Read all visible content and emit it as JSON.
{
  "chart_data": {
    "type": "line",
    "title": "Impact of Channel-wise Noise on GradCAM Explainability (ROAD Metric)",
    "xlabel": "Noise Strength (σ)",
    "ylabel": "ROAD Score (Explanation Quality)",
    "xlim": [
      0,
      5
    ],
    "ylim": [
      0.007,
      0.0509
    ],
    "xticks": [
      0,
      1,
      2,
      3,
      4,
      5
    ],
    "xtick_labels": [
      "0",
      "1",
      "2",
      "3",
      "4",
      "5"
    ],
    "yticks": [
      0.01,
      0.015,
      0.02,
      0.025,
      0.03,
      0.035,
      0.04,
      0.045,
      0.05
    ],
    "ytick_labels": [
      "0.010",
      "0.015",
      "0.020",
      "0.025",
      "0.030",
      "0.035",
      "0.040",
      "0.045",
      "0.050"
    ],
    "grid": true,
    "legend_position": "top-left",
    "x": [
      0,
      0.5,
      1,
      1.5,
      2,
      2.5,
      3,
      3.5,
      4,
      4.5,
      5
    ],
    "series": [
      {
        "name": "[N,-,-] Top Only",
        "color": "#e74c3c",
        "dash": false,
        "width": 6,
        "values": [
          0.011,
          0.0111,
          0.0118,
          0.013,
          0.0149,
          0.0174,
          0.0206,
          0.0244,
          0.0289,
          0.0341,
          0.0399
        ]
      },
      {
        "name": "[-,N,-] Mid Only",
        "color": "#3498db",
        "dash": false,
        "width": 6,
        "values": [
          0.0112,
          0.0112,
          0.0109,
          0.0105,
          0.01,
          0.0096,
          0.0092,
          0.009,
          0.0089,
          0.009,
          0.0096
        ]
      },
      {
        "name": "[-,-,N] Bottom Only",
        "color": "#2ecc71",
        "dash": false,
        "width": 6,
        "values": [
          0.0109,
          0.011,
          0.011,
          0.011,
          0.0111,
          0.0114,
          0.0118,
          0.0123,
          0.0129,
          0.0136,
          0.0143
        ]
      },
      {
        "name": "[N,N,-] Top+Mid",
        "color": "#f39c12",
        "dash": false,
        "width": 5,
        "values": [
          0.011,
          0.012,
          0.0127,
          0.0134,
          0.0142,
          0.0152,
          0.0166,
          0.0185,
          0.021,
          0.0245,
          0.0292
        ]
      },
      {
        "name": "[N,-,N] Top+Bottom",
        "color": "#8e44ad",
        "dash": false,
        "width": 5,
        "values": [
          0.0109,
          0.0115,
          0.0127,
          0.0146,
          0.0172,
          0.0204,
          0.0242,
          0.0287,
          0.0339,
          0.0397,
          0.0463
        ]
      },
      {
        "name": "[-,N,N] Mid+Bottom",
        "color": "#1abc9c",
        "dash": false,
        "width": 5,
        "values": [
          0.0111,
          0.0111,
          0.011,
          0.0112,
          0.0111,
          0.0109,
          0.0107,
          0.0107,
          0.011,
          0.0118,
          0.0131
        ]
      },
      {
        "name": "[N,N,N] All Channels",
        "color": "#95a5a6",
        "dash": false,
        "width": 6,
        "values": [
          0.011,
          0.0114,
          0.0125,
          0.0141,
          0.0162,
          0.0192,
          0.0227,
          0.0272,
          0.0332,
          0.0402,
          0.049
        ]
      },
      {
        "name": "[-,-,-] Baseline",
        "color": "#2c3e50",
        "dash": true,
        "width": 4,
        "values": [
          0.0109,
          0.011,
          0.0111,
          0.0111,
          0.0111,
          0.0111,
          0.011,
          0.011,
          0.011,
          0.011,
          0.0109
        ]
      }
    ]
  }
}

### The request
Recopy the whole listing exactly.

### Worked solution
Read all visible content and emit it as JSON.
{
  "chart_data": {
    "type": "line",
    "title": "Impact of Channel-wise Noise on GradCAM Explainability (ROAD Metric)",
    "xlabel": "Noise Strength (σ)",
    "ylabel": "ROAD Score (Explanation Quality)",
    "xlim": [
      0,
      5
    ],
    "ylim": [
      0.007,
      0.0509
    ],
    "xticks": [
      0,
      1,
      2,
      3,
      4,
      5
    ],
    "xtick_labels": [
      "0",
      "1",
      "2",
      "3",
      "4",
      "5"
    ],
    "yticks": [
      0.01,
      0.015,
      0.02,
      0.025,
      0.03,
      0.035,
      0.04,
      0.045,
      0.05
    ],
    "ytick_labels": [
      "0.010",
      "0.015",
      "0.020",
      "0.025",
      "0.030",
      "0.035",
      "0.040",
      "0.045",
      "0.050"
    ],
    "grid": true,
    "legend_position": "top-left",
    "x": [
      0,
      0.5,
      1,
      1.5,
      2,
      2.5,
      3,
      3.5,
      4,
      4.5,
      5
    ],
    "series": [
      {
        "name": "[N,-,-] Top Only",
        "color": "#e74c3c",
        "dash": false,
        "width": 6,
        "values": [
          0.011,
          0.0111,
          0.0118,
          0.013,
          0.0149,
          0.0174,
          0.0206,
          0.0244,
          0.0289,
          0.0341,
          0.0399
        ]
      },
      {
        "name": "[-,N,-] Mid Only",
        "color": "#3498db",
        "dash": false,
        "width": 6,
        "values": [
          0.0112,
          0.0112,
          0.0109,
          0.0105,
          0.01,
          0.0096,
          0.0092,
          0.009,
          0.0089,
          0.009,
          0.0096
        ]
      },
      {
        "name": "[-,-,N] Bottom Only",
        "color": "#2ecc71",
        "dash": false,
        "width": 6,
        "values": [
          0.0109,
          0.011,
          0.011,
          0.011,
          0.0111,
          0.0114,
          0.0118,
          0.0123,
          0.0129,
          0.0136,
          0.0143
        ]
      },
      {
        "name": "[N,N,-] Top+Mid",
        "color": "#f39c12",
        "dash": false,
        "width": 5,
        "values": [
          0.011,
          0.012,
          0.0127,
          0.0134,
          0.0142,
          0.0152,
          0.0166,
          0.0185,
          0.021,
          0.0245,
          0.0292
        ]
      },
      {
        "name": "[N,-,N] Top+Bottom",
        "color": "#8e44ad",
        "dash": false,
        "width": 5,
        "values": [
          0.0109,
          0.0115,
          0.0127,
          0.0146,
          0.0172,
          0.0204,
          0.0242,
          0.0287,
          0.0339,
          0.0397,
          0.0463
        ]
      },
      {
        "name": "[-,N,N] Mid+Bottom",
        "color": "#1abc9c",
        "dash": false,
        "width": 5,
        "values": [
          0.0111,
          0.0111,
          0.011,
          0.0112,
          0.0111,
          0.0109,
          0.0107,
          0.0107,
          0.011,
          0.0118,
          0.0131
        ]
      },
      {
        "name": "[N,N,N] All Channels",
        "color": "#95a5a6",
        "dash": false,
        "width": 6,
        "values": [
          0.011,
          0.0114,
          0.0125,
          0.0141,
          0.0162,
          0.0192,
          0.0227,
          0.0272,
          0.0332,
          0.0402,
          0.049
        ]
      },
      {
        "name": "[-,-,-] Baseline",
        "color": "#2c3e50",
        "dash": true,
        "width": 4,
        "values": [
          0.0109,
          0.011,
          0.0111,
          0.0111,
          0.0111,
          0.0111,
          0.011,
          0.011,
          0.011,
          0.011,
          0.0109
        ]
      }
    ]
  }
}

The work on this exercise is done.